SET PROBLEM: Using the entries that follow, collect the lines where the word "video" appears.

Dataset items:
+ + + +

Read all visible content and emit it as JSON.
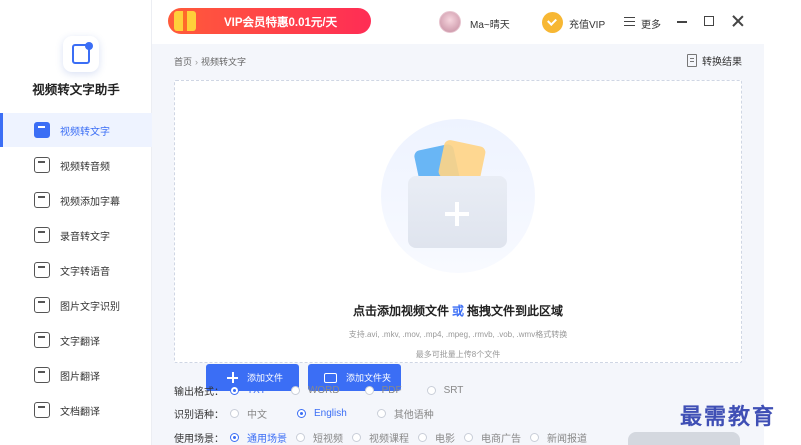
{
  "app": {
    "name": "视频转文字助手"
  },
  "sidebar": {
    "items": [
      {
        "label": "视频转文字",
        "icon": "video-to-text-icon",
        "active": true
      },
      {
        "label": "视频转音频",
        "icon": "video-to-audio-icon",
        "active": false
      },
      {
        "label": "视频添加字幕",
        "icon": "video-subtitle-icon",
        "active": false
      },
      {
        "label": "录音转文字",
        "icon": "audio-to-text-icon",
        "active": false
      },
      {
        "label": "文字转语音",
        "icon": "text-to-speech-icon",
        "active": false
      },
      {
        "label": "图片文字识别",
        "icon": "image-ocr-icon",
        "active": false
      },
      {
        "label": "文字翻译",
        "icon": "text-translate-icon",
        "active": false
      },
      {
        "label": "图片翻译",
        "icon": "image-translate-icon",
        "active": false
      },
      {
        "label": "文档翻译",
        "icon": "doc-translate-icon",
        "active": false
      }
    ]
  },
  "topbar": {
    "promo": "VIP会员特惠0.01元/天",
    "user_name": "Ma~晴天",
    "vip_label": "充值VIP",
    "more_label": "更多"
  },
  "breadcrumb": {
    "home": "首页",
    "sep": "›",
    "current": "视频转文字"
  },
  "result_label": "转换结果",
  "dropzone": {
    "title_a": "点击添加视频文件",
    "title_or": "或",
    "title_b": "拖拽文件到此区域",
    "formats": "支持.avi, .mkv, .mov, .mp4, .mpeg, .rmvb, .vob, .wmv格式转换",
    "limit": "最多可批量上传8个文件",
    "add_file": "添加文件",
    "add_folder": "添加文件夹"
  },
  "options": {
    "output_format": {
      "label": "输出格式：",
      "choices": [
        "TXT",
        "WORD",
        "PDF",
        "SRT"
      ],
      "selected": "TXT"
    },
    "language": {
      "label": "识别语种：",
      "choices": [
        "中文",
        "English",
        "其他语种"
      ],
      "selected": "English"
    },
    "scene": {
      "label": "使用场景：",
      "choices": [
        "通用场景",
        "短视频",
        "视频课程",
        "电影",
        "电商广告",
        "新闻报道"
      ],
      "selected": "通用场景"
    }
  },
  "colors": {
    "accent": "#3b6ef5",
    "promo": "#ff2d55",
    "vip": "#f7b733"
  },
  "watermark": "最需教育"
}
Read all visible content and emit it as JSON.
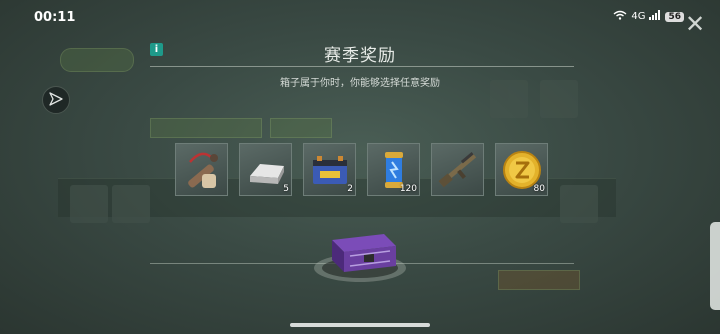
{
  "status_bar": {
    "time": "00:11",
    "network": "4G",
    "battery": "56"
  },
  "dialog": {
    "info_label": "i",
    "title": "赛季奖励",
    "subtitle": "箱子属于你时，你能够选择任意奖励",
    "close_symbol": "✕"
  },
  "rewards": [
    {
      "icon": "rocket-launcher-icon",
      "quantity": ""
    },
    {
      "icon": "metal-ingot-icon",
      "quantity": "5"
    },
    {
      "icon": "car-battery-icon",
      "quantity": "2"
    },
    {
      "icon": "energy-capsule-icon",
      "quantity": "120"
    },
    {
      "icon": "assault-rifle-icon",
      "quantity": ""
    },
    {
      "icon": "gold-coin-icon",
      "quantity": "80"
    }
  ],
  "chest": {
    "icon": "purple-chest-icon"
  },
  "colors": {
    "accent": "#1e9a8a",
    "coin": "#e3b22b",
    "chest": "#6a3fa0"
  }
}
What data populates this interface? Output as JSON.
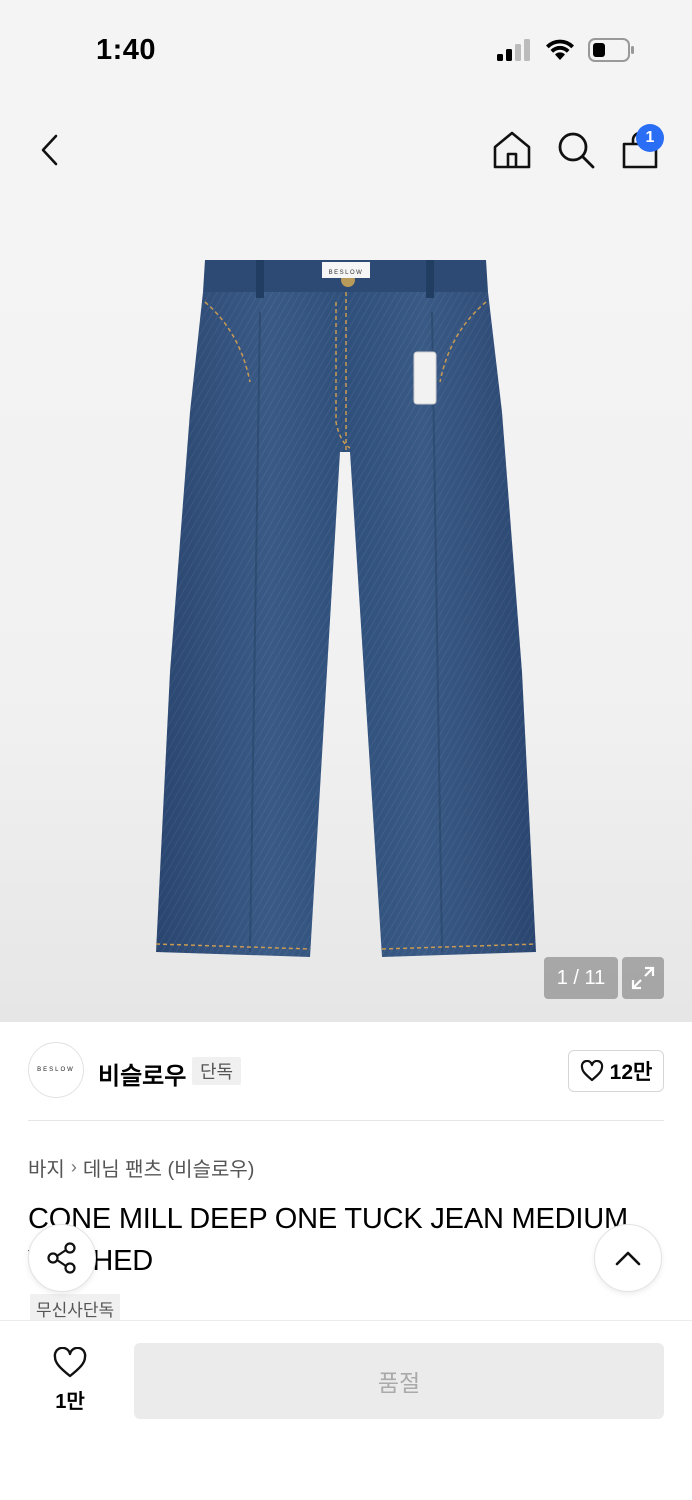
{
  "status_bar": {
    "time": "1:40"
  },
  "nav": {
    "cart_badge": "1",
    "icons": [
      "back-arrow-icon",
      "home-icon",
      "search-icon",
      "shopping-bag-icon"
    ]
  },
  "gallery": {
    "counter": "1 / 11",
    "jeans_label": "BESLOW"
  },
  "brand": {
    "logo_text": "BESLOW",
    "name": "비슬로우",
    "tag": "단독",
    "like_count": "12만"
  },
  "product": {
    "breadcrumb": [
      "바지",
      "데님 팬츠 (비슬로우)"
    ],
    "title": "CONE MILL DEEP ONE TUCK JEAN MEDIUM WASHED",
    "exclusive_tag": "무신사단독"
  },
  "bottom_bar": {
    "wish_count": "1만",
    "buy_label": "품절"
  },
  "colors": {
    "accent": "#2b6ef6",
    "denim": "#2f4f7c"
  }
}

+ + + +

COMPLETED TASK:
        "icon": "video-to-text-icon",
        "icon": "video-to-audio-icon",
        "icon": "video-subtitle-icon",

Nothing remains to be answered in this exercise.